*STATED TASK*.
Which lines hold the word "pifhose"? Copy each one.

(Records)
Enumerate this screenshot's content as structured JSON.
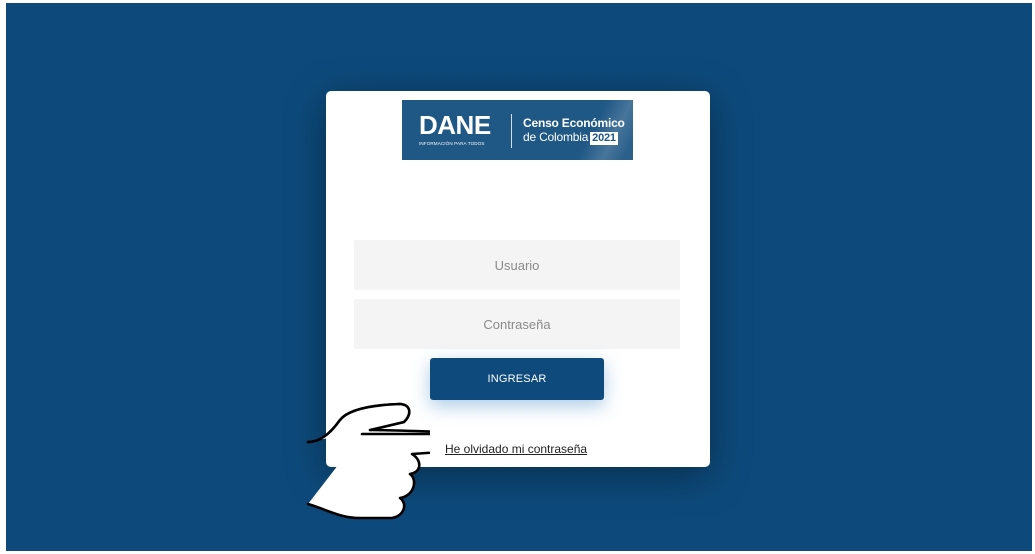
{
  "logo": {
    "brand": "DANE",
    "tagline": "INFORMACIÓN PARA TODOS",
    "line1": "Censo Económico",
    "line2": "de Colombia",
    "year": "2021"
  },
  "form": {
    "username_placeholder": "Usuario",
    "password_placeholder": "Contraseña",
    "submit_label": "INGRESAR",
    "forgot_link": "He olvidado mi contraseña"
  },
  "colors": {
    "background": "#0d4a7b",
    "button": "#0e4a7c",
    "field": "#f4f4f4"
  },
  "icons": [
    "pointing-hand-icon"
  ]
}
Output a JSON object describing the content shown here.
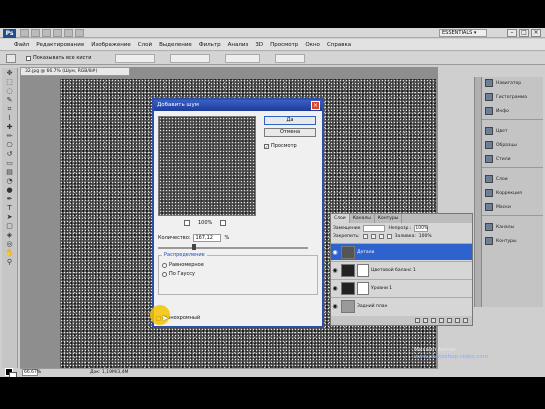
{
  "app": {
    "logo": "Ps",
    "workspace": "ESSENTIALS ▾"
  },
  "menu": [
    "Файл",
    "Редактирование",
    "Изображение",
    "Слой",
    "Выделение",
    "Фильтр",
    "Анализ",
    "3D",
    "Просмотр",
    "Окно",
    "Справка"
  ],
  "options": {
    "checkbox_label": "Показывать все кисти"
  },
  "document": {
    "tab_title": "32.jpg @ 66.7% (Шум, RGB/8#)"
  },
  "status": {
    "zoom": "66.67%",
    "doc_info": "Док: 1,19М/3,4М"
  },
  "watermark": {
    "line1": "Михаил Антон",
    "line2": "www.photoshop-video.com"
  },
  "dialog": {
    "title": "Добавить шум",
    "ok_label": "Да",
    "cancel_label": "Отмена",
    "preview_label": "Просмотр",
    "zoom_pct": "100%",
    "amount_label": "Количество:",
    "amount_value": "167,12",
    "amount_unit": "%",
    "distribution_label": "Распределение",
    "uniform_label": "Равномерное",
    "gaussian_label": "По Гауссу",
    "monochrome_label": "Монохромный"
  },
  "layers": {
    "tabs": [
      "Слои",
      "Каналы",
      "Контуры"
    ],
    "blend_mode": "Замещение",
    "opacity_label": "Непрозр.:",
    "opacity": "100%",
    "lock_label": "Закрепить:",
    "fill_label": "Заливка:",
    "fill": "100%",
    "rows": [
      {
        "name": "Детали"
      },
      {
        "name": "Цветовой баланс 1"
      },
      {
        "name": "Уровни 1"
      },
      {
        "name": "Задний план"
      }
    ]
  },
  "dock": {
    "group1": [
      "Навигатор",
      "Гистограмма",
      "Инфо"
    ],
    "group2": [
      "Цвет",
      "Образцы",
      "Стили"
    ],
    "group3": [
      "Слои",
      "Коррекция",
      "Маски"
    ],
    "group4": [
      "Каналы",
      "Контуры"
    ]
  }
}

--

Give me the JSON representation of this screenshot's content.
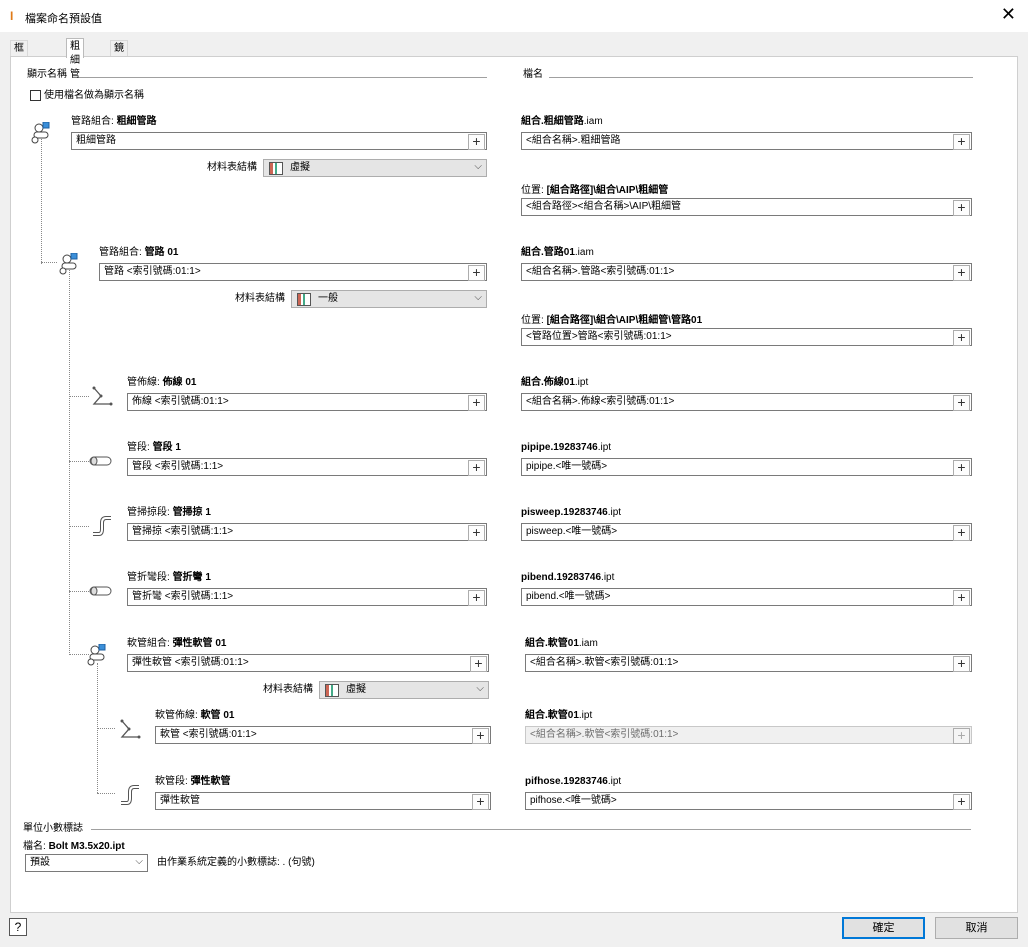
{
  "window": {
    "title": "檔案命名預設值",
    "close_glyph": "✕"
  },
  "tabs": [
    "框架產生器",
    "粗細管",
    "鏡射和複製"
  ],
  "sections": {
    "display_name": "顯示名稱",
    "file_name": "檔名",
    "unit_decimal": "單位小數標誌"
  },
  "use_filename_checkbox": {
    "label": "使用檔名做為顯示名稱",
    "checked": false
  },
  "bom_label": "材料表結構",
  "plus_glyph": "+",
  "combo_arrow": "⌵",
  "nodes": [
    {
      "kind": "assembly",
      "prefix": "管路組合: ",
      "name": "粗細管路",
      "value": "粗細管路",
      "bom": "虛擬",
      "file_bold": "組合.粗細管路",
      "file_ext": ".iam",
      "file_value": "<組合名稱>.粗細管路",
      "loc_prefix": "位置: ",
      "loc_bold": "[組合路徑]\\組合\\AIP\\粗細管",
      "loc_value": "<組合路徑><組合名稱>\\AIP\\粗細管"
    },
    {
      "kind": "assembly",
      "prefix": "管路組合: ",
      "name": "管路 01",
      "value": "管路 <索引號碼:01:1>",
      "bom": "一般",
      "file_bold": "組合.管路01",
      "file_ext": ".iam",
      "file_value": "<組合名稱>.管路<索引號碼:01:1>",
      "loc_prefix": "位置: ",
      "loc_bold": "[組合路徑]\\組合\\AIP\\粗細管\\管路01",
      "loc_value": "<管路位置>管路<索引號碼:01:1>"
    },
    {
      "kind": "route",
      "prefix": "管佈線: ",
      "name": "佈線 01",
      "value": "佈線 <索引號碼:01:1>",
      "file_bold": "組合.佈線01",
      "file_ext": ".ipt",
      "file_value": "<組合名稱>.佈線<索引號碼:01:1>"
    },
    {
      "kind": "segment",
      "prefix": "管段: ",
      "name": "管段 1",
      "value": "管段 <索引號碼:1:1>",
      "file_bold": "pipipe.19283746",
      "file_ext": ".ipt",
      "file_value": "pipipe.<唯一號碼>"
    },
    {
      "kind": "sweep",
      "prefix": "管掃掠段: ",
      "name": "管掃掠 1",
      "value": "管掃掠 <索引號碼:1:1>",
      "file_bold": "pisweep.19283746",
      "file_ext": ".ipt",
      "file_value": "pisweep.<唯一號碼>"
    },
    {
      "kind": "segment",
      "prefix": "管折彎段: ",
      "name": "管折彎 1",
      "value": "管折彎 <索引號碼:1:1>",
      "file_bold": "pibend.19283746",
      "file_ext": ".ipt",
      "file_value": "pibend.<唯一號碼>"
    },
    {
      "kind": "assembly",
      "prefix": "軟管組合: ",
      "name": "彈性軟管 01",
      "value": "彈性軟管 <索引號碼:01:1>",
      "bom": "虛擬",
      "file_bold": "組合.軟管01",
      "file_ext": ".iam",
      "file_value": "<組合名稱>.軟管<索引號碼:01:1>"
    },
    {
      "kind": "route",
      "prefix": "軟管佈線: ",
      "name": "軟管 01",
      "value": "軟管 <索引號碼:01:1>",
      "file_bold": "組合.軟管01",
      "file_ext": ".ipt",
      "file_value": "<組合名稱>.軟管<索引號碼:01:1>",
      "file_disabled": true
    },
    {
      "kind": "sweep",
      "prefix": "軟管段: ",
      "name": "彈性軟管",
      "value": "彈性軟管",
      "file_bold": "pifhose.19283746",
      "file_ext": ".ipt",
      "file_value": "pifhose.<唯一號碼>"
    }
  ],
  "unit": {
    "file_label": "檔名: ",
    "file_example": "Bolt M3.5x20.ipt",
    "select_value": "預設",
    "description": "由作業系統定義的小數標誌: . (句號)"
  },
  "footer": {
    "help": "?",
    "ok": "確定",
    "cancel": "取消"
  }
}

--

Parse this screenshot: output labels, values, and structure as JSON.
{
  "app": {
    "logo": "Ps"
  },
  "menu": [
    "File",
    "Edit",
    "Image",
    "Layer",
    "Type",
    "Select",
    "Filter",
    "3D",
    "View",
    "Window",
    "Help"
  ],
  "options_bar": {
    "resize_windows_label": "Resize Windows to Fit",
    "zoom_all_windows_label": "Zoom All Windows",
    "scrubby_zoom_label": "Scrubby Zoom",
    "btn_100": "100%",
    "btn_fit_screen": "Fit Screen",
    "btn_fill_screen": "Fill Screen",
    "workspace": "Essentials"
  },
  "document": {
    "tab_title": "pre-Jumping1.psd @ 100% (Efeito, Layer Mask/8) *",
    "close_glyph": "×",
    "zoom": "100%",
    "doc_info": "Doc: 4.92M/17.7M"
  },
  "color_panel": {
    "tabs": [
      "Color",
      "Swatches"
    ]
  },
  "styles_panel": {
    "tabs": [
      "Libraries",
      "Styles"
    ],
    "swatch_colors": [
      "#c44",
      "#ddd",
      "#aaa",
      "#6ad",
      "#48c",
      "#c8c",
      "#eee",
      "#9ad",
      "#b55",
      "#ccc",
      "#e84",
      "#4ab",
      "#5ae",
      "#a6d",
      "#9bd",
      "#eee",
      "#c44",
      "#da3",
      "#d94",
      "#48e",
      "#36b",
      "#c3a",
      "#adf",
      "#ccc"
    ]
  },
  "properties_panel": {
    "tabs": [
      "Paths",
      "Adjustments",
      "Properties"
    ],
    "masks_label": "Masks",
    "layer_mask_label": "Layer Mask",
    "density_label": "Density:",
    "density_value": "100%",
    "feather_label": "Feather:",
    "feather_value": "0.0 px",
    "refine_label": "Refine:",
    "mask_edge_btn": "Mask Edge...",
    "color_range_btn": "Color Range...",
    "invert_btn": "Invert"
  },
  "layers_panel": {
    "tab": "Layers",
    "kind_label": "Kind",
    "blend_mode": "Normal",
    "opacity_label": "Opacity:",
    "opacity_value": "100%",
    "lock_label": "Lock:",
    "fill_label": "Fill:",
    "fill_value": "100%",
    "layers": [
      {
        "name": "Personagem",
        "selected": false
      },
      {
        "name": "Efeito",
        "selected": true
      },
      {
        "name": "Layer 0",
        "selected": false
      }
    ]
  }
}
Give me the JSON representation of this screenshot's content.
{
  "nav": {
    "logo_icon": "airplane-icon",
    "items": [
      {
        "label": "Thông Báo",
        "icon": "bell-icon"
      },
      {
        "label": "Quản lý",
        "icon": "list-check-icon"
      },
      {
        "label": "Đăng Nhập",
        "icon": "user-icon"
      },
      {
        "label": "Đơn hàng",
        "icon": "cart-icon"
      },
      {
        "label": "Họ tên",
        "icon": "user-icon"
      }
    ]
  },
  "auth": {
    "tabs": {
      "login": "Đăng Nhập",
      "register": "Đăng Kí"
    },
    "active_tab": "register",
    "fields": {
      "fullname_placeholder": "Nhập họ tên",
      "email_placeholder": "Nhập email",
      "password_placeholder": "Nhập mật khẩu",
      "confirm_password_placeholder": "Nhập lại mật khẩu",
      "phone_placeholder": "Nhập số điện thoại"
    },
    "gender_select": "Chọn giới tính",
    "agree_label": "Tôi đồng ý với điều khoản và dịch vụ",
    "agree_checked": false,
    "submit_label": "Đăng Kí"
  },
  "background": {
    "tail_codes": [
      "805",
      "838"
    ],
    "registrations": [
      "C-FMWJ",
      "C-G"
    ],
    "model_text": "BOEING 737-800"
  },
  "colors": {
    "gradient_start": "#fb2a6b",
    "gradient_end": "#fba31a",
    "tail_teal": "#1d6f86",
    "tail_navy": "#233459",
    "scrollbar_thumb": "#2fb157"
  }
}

*RESULT OF THIS EXERCISE*.
      "file_bold": "pifhose.19283746",
      "file_value": "pifhose.<唯一號碼>"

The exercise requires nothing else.